Data items:
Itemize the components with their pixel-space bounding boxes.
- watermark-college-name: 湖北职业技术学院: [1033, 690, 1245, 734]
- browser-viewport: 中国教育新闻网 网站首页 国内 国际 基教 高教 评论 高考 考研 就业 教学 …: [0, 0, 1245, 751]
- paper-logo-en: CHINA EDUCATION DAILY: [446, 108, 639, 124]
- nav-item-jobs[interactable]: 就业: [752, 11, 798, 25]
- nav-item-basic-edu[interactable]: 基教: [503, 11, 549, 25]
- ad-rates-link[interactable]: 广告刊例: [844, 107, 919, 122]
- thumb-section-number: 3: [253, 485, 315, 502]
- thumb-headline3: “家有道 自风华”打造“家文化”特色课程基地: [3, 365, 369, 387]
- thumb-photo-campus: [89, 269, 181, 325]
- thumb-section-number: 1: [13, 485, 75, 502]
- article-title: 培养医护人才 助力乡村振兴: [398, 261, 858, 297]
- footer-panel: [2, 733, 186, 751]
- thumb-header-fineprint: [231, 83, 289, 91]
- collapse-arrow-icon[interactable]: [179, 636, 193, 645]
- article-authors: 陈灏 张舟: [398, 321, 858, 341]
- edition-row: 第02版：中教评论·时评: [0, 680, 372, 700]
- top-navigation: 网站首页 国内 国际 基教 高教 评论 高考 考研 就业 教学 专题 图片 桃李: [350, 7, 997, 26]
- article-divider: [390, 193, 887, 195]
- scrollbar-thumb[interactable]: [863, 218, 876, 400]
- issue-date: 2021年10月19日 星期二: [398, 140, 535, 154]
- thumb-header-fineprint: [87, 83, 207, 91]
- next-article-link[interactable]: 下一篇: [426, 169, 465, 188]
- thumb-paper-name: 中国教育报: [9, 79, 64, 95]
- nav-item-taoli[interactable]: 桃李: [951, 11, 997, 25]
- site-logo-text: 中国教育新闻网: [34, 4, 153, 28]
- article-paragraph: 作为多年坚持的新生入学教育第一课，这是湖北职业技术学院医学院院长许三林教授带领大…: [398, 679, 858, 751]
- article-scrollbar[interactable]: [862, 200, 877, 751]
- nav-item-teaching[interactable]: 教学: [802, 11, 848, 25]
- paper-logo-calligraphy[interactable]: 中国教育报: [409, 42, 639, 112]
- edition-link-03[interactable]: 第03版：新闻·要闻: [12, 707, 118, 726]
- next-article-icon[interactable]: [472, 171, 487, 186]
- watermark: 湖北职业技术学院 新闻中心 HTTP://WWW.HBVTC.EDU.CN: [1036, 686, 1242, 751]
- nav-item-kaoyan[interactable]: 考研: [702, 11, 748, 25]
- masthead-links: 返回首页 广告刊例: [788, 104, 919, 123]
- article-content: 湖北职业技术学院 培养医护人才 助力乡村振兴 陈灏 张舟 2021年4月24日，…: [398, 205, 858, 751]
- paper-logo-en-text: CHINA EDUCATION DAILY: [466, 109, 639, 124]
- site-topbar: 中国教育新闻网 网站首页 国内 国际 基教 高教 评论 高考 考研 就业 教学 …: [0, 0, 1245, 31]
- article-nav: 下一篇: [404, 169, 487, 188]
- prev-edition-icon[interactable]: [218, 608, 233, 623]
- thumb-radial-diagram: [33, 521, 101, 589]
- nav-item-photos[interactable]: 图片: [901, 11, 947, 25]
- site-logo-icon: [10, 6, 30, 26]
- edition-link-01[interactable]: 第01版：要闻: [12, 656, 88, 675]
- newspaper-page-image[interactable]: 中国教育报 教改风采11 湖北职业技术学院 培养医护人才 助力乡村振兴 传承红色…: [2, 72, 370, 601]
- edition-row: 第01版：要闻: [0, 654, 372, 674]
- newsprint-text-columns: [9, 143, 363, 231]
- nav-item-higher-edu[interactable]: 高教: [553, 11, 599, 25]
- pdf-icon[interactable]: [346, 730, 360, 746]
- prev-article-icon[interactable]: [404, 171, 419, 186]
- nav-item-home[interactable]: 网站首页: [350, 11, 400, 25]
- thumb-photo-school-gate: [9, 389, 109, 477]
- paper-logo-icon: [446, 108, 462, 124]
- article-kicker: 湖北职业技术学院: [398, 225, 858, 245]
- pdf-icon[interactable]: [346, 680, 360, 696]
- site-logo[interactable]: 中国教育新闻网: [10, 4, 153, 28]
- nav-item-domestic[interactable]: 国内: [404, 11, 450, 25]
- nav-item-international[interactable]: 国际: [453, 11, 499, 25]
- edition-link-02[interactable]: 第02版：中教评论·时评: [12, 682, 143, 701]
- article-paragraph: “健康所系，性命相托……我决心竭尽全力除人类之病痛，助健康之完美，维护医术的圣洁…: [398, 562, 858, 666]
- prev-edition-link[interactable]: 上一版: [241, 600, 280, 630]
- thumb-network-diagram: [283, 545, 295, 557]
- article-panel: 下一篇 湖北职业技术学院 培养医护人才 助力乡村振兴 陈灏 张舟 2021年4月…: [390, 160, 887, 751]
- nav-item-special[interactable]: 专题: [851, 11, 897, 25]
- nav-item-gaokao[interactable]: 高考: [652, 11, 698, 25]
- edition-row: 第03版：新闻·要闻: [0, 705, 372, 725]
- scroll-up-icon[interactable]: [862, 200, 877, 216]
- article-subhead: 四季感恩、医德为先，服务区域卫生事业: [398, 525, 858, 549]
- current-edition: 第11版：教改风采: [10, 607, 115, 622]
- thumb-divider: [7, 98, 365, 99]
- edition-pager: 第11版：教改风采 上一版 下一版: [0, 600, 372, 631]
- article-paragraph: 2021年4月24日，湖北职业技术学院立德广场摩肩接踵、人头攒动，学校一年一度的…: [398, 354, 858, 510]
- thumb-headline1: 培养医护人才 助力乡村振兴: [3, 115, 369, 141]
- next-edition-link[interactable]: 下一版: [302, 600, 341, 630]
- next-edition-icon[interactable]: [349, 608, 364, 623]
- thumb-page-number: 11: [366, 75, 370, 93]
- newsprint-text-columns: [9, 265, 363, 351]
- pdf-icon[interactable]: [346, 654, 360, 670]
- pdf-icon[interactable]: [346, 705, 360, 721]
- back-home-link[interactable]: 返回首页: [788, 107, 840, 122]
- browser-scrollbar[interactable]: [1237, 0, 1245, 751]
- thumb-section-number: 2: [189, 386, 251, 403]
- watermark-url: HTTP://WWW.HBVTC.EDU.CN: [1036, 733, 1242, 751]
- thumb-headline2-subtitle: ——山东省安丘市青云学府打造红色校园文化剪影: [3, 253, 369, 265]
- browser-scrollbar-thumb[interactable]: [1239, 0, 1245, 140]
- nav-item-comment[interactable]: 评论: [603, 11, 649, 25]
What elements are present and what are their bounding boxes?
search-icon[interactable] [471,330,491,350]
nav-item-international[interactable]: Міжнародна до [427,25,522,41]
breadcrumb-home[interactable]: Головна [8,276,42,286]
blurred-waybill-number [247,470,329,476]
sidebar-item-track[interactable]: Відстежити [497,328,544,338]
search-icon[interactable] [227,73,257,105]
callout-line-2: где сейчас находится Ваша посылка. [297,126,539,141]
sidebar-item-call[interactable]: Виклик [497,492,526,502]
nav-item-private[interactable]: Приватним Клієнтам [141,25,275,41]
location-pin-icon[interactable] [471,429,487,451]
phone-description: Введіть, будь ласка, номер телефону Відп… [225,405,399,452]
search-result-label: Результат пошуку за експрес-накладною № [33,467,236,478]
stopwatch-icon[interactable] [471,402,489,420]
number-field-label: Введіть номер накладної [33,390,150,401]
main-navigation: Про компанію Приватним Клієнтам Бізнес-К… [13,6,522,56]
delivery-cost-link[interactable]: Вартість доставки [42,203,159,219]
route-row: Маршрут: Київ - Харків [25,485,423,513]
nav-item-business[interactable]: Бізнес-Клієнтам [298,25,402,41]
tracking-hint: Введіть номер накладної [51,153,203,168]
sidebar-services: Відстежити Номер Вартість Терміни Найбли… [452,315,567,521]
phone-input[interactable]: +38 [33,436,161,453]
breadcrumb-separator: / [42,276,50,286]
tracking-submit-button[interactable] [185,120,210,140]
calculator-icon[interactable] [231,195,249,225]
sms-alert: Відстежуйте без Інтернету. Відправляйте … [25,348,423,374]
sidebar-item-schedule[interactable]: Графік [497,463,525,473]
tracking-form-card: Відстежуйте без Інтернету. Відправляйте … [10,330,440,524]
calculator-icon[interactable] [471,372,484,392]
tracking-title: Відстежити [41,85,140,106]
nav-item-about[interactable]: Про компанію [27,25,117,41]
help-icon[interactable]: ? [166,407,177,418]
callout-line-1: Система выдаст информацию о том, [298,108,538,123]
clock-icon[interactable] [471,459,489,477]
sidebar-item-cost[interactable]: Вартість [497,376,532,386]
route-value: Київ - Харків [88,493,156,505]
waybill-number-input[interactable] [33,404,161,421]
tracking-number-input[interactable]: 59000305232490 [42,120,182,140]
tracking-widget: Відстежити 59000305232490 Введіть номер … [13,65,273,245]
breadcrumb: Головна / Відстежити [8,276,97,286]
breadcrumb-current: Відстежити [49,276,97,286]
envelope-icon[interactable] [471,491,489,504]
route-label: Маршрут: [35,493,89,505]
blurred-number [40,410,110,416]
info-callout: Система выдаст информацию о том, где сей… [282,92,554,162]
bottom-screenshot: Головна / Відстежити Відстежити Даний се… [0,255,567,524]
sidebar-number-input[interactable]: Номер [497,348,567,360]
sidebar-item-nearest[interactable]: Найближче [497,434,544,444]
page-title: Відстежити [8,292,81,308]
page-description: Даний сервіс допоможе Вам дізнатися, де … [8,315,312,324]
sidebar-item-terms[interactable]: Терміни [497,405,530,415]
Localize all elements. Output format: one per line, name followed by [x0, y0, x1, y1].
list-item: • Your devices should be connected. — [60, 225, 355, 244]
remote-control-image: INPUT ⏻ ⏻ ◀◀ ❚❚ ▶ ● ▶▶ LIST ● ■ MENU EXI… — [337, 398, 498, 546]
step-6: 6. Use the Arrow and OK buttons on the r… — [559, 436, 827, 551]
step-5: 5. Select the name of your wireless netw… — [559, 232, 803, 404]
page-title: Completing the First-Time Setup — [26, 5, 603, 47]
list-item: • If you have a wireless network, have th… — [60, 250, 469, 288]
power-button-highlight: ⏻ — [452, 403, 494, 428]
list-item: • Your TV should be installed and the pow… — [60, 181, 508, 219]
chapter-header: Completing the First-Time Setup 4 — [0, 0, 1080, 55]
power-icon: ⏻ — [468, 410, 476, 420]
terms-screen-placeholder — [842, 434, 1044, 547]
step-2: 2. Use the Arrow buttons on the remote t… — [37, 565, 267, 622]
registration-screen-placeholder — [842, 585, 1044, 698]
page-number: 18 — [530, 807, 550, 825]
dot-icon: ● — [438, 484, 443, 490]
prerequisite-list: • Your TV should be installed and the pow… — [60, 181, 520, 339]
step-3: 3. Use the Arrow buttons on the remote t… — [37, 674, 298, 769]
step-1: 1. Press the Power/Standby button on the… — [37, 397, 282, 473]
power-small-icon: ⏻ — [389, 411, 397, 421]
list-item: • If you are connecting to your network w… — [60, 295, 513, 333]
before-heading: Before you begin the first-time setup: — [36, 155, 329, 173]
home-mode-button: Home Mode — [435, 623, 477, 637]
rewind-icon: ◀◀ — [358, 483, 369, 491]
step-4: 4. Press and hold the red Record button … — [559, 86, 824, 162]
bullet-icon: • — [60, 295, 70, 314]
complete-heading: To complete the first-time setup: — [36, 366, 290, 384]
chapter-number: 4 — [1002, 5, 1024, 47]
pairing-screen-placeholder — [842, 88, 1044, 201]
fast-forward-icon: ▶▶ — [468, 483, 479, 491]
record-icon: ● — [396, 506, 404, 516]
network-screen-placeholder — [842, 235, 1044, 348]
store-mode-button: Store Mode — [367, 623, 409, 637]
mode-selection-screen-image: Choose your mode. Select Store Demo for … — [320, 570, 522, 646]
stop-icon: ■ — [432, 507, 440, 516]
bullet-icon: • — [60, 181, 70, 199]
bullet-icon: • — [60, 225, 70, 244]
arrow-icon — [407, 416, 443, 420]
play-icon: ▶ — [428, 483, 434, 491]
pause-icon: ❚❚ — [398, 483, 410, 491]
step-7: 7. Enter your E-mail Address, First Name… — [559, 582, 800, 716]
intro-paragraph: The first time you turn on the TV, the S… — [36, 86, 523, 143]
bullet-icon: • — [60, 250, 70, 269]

WHAT IS NEEDED: Pull out every line from the start of the items up to and including the line that contains "42, 639, 112]". Repeat each one word for word.

OUTPUT FOR THIS EXERCISE:
Itemize the components with their pixel-space bounding boxes.
- watermark-college-name: 湖北职业技术学院: [1033, 690, 1245, 734]
- browser-viewport: 中国教育新闻网 网站首页 国内 国际 基教 高教 评论 高考 考研 就业 教学 …: [0, 0, 1245, 751]
- paper-logo-en: CHINA EDUCATION DAILY: [446, 108, 639, 124]
- nav-item-jobs[interactable]: 就业: [752, 11, 798, 25]
- nav-item-basic-edu[interactable]: 基教: [503, 11, 549, 25]
- ad-rates-link[interactable]: 广告刊例: [844, 107, 919, 122]
- thumb-section-number: 3: [253, 485, 315, 502]
- thumb-headline3: “家有道 自风华”打造“家文化”特色课程基地: [3, 365, 369, 387]
- thumb-photo-campus: [89, 269, 181, 325]
- thumb-section-number: 1: [13, 485, 75, 502]
- article-title: 培养医护人才 助力乡村振兴: [398, 261, 858, 297]
- footer-panel: [2, 733, 186, 751]
- thumb-header-fineprint: [231, 83, 289, 91]
- collapse-arrow-icon[interactable]: [179, 636, 193, 645]
- article-authors: 陈灏 张舟: [398, 321, 858, 341]
- edition-row: 第02版：中教评论·时评: [0, 680, 372, 700]
- top-navigation: 网站首页 国内 国际 基教 高教 评论 高考 考研 就业 教学 专题 图片 桃李: [350, 7, 997, 26]
- article-divider: [390, 193, 887, 195]
- scrollbar-thumb[interactable]: [863, 218, 876, 400]
- issue-date: 2021年10月19日 星期二: [398, 140, 535, 154]
- thumb-header-fineprint: [87, 83, 207, 91]
- next-article-link[interactable]: 下一篇: [426, 169, 465, 188]
- thumb-paper-name: 中国教育报: [9, 79, 64, 95]
- nav-item-taoli[interactable]: 桃李: [951, 11, 997, 25]
- site-logo-text: 中国教育新闻网: [34, 4, 153, 28]
- article-paragraph: 作为多年坚持的新生入学教育第一课，这是湖北职业技术学院医学院院长许三林教授带领大…: [398, 679, 858, 751]
- article-scrollbar[interactable]: [862, 200, 877, 751]
- nav-item-teaching[interactable]: 教学: [802, 11, 848, 25]
- paper-logo-calligraphy[interactable]: 中国教育报: [409, 42, 639, 112]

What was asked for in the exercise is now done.